*** Document text

In the study of heat transfer, radiative cooling is the process by which a body loses heat by thermal radiation. As Planck's law describes, every physical body spontaneously and continuously emits electromagnetic radiation.

Radiative cooling has been applied in various contexts throughout human history, including ice making in India and Iran, heat shields for spacecraft, and in architecture. In 2014, a scientific breakthrough in the use of photonic metamaterials made daytime radiative cooling possible. It has since been proposed as a strategy to mitigate local and global warming caused by greenhouse gas emissions known as passive daytime radiative cooling.

Terrestrial radiative cooling

Mechanism 
Infrared radiation can pass through dry, clear air in the wavelength range of 8–13 µm. Materials that can absorb energy and radiate it in those wavelengths exhibit a strong cooling effect. Materials that can also reflect 95% or more of sunlight in the 200 nanometres to 2.5 µm range can exhibit cooling even in direct sunlight.

Earth's energy budget 

The Earth-atmosphere system uses radiative cooling to emit long-wave (infrared) radiation to balance the absorption of short-wave (visible light) energy from the sun.

Convective transport of heat, and evaporative transport of latent heat are both important in removing heat from the surface and distributing it in the atmosphere. Pure radiative transport is more important higher up in the atmosphere. Diurnal and geographical variation further complicate the picture.

The large-scale circulation of the Earth's atmosphere is driven by the difference in absorbed solar radiation per square meter, as the sun heats the Earth more in the Tropics, mostly because of geometrical factors. The atmospheric and oceanic circulation redistributes some of this energy as sensible heat and latent heat partly via the mean flow and partly via eddies, known as cyclones in the atmosphere. Thus the tropics radiate less to space than they would if there were no circulation, and the poles radiate more; however in absolute terms the tropics radiate more energy to space.

Nocturnal surface cooling 
Radiative cooling is commonly experienced on cloudless nights, when heat is radiated into space from the surface of the Earth, or from the skin of a human observer.  The effect is well-known among amateur astronomers. The effect can be experienced by comparing skin temperature from looking straight up into a cloudless night sky for several seconds, to that after placing a sheet of paper between the face and the sky. Since outer space radiates at about a temperature of 3 kelvins (−270 degrees Celsius or −450 degrees Fahrenheit), and the sheet of paper radiates at about 300 kelvins (room temperature), the sheet of paper radiates more heat to the face than does the darkened cosmos. The effect is blunted by Earth's surrounding atmosphere, and particularly the water vapor it contains, so the apparent temperature of the sky is far warmer than outer space. The sheet does not block the cold; instead, the sheet reflects heat to the face and radiates the heat of the face that it just absorbed.

The same radiative cooling mechanism can cause frost or black ice to form on surfaces exposed to the clear night sky, even when the ambient temperature does not fall below freezing.

******
*** Source data

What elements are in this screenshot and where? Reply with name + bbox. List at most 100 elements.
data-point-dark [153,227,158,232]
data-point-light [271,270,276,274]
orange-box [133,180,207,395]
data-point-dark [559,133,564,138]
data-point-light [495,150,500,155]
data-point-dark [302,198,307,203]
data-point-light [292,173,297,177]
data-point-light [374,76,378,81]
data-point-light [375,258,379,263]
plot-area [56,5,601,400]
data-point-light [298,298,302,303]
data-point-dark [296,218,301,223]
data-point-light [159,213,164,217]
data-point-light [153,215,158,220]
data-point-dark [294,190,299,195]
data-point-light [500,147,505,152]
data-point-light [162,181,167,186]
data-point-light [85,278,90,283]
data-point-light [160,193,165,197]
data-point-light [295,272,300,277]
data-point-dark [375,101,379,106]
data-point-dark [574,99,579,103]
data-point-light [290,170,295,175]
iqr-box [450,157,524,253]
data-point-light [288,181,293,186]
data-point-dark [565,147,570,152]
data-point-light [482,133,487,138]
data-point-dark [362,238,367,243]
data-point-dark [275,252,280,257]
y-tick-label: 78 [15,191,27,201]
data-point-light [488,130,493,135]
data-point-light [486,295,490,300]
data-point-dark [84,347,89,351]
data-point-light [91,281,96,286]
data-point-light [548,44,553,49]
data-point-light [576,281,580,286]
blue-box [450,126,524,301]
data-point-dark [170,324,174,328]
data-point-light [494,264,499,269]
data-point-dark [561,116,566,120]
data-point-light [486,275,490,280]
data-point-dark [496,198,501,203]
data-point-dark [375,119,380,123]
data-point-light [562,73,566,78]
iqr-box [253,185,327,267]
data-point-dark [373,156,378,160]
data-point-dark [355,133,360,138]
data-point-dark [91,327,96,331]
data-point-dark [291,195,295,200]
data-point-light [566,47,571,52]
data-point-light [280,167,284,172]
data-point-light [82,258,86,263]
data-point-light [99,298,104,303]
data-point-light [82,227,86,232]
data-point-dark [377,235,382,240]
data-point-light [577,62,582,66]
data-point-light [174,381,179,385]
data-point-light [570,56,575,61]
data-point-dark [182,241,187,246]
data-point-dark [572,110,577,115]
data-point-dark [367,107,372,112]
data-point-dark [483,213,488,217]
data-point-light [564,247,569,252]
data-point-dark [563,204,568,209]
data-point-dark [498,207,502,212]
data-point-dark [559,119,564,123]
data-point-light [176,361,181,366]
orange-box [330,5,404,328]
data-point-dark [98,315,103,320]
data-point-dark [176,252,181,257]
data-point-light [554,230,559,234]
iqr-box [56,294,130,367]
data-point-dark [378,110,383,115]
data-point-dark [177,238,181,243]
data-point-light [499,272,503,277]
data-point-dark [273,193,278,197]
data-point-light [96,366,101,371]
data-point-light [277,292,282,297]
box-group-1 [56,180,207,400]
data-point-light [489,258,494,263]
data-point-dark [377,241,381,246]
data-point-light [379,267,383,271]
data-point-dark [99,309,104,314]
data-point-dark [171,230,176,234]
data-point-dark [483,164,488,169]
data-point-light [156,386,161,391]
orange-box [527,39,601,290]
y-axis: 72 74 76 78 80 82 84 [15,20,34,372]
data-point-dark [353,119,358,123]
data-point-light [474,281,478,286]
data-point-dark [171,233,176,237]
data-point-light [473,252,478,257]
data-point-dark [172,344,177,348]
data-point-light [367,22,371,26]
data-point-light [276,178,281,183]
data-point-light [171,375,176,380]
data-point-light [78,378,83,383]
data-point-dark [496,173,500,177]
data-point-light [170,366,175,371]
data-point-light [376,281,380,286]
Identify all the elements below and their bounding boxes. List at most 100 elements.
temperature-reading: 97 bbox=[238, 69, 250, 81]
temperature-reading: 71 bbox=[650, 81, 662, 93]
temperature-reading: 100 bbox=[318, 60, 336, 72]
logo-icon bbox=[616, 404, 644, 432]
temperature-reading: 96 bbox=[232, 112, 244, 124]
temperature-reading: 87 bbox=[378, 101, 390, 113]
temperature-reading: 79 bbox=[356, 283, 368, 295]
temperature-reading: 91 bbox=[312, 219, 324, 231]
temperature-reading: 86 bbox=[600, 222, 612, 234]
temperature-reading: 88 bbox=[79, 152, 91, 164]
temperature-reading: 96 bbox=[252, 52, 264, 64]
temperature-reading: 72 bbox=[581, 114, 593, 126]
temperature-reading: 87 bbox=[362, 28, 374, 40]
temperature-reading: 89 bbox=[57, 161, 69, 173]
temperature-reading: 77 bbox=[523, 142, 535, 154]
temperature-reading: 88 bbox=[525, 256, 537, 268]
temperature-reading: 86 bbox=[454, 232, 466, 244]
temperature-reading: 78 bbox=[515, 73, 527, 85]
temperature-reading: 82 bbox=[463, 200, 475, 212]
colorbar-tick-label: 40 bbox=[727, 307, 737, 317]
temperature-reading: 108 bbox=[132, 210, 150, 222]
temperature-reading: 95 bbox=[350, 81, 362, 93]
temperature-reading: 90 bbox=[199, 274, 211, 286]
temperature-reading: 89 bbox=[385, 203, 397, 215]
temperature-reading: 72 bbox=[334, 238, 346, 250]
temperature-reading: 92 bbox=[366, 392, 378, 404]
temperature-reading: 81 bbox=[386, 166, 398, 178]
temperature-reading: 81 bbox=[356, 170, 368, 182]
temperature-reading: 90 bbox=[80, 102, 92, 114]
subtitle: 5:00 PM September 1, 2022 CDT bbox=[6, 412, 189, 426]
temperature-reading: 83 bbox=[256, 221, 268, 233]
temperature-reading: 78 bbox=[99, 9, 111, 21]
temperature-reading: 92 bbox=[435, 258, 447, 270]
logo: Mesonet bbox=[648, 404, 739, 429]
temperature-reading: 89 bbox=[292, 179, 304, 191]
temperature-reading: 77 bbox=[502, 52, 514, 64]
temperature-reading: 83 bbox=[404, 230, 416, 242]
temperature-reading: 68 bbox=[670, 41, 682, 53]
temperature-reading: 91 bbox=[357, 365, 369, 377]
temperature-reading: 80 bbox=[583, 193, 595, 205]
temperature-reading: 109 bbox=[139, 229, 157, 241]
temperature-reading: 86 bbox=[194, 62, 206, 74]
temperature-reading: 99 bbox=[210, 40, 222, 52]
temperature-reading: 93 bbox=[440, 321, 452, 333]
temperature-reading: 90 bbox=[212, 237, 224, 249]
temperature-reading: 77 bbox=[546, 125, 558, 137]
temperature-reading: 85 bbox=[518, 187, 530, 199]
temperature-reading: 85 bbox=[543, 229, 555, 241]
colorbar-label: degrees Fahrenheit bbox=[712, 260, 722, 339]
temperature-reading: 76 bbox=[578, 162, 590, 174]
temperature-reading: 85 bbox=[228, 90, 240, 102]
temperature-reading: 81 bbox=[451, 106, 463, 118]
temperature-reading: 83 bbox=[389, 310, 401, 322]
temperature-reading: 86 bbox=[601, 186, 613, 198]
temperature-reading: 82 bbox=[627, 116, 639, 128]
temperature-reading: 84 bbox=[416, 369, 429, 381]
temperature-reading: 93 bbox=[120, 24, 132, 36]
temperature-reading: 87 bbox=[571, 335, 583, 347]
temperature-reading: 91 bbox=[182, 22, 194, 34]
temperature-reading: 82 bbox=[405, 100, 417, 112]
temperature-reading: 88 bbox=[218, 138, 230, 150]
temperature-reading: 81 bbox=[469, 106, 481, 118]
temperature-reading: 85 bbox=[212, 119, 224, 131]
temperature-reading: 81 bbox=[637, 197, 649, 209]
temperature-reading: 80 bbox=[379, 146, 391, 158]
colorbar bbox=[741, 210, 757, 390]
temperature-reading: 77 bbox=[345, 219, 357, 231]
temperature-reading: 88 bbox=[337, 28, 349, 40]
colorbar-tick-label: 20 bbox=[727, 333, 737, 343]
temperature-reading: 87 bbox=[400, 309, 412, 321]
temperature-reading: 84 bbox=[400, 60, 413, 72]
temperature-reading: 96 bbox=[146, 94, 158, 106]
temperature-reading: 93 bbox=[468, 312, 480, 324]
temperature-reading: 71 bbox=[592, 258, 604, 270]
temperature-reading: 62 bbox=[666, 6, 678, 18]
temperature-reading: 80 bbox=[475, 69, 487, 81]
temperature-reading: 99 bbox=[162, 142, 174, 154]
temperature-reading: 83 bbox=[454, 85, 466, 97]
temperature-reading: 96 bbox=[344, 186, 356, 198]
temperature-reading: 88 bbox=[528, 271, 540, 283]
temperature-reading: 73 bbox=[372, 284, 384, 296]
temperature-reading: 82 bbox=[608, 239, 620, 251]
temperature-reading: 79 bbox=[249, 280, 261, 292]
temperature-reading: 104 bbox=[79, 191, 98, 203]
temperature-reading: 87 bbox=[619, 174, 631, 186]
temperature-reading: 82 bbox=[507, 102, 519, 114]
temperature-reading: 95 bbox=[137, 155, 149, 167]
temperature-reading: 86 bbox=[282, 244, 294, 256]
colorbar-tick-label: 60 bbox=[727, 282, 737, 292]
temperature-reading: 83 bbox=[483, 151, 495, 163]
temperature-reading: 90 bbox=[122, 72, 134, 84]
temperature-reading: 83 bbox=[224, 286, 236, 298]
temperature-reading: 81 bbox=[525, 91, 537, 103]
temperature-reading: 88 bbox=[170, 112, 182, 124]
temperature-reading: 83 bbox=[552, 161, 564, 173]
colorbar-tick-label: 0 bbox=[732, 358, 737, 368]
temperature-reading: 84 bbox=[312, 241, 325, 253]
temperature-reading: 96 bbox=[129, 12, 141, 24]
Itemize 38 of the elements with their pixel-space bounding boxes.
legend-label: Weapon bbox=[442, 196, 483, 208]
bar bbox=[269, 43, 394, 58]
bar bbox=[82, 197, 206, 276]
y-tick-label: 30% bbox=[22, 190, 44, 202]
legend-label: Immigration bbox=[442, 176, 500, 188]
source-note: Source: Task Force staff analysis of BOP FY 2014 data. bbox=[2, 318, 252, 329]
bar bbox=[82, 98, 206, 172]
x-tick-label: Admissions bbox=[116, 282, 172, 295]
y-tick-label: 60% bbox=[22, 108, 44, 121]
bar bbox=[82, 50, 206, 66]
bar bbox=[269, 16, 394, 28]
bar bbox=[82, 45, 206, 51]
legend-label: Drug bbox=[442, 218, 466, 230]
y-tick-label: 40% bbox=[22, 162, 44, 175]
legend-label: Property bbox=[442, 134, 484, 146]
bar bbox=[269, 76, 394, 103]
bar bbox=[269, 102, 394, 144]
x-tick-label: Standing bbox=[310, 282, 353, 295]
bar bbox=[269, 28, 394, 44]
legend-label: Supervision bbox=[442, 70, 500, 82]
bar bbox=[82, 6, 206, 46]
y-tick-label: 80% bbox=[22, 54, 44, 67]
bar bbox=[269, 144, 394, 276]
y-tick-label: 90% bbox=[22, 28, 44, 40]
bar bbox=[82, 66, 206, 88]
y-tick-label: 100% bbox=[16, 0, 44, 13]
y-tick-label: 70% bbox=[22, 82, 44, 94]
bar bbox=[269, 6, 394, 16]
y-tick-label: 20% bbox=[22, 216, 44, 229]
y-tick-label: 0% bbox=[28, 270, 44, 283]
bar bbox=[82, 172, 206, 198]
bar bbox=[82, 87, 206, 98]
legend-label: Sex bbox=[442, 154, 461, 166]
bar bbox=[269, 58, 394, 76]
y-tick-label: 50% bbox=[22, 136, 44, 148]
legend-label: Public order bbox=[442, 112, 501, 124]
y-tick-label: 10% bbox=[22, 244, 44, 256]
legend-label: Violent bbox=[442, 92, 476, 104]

******

Stated goal A =>
Output the part of the radiative cooling text that opens with the words containing "The same radiative" and closes with "fall below freezing.", copied word for word.
Stated goal B =>
Return the part of the records that opens with their very first line and closes with the line containing "data-point-light [174,381,179,385]", including both of those lines, reproduced verbatim and with nothing else.

Correct result A =>
The same radiative cooling mechanism can cause frost or black ice to form on surfaces exposed to the clear night sky, even when the ambient temperature does not fall below freezing.

Correct result B =>
What elements are in this screenshot and where? Reply with name + bbox. List at most 100 elements.
data-point-dark [153,227,158,232]
data-point-light [271,270,276,274]
orange-box [133,180,207,395]
data-point-dark [559,133,564,138]
data-point-light [495,150,500,155]
data-point-dark [302,198,307,203]
data-point-light [292,173,297,177]
data-point-light [374,76,378,81]
data-point-light [375,258,379,263]
plot-area [56,5,601,400]
data-point-light [298,298,302,303]
data-point-dark [296,218,301,223]
data-point-light [159,213,164,217]
data-point-light [153,215,158,220]
data-point-dark [294,190,299,195]
data-point-light [500,147,505,152]
data-point-light [162,181,167,186]
data-point-light [85,278,90,283]
data-point-light [160,193,165,197]
data-point-light [295,272,300,277]
data-point-dark [375,101,379,106]
data-point-dark [574,99,579,103]
data-point-light [290,170,295,175]
iqr-box [450,157,524,253]
data-point-light [288,181,293,186]
data-point-dark [565,147,570,152]
data-point-light [482,133,487,138]
data-point-dark [362,238,367,243]
data-point-dark [275,252,280,257]
y-tick-label: 78 [15,191,27,201]
data-point-light [488,130,493,135]
data-point-light [486,295,490,300]
data-point-dark [84,347,89,351]
data-point-light [91,281,96,286]
data-point-light [548,44,553,49]
data-point-light [576,281,580,286]
blue-box [450,126,524,301]
data-point-dark [170,324,174,328]
data-point-light [494,264,499,269]
data-point-dark [561,116,566,120]
data-point-light [486,275,490,280]
data-point-dark [496,198,501,203]
data-point-dark [375,119,380,123]
data-point-light [562,73,566,78]
iqr-box [253,185,327,267]
data-point-dark [373,156,378,160]
data-point-dark [355,133,360,138]
data-point-dark [91,327,96,331]
data-point-dark [291,195,295,200]
data-point-light [566,47,571,52]
data-point-light [280,167,284,172]
data-point-light [82,258,86,263]
data-point-light [99,298,104,303]
data-point-light [82,227,86,232]
data-point-dark [377,235,382,240]
data-point-light [577,62,582,66]
data-point-light [174,381,179,385]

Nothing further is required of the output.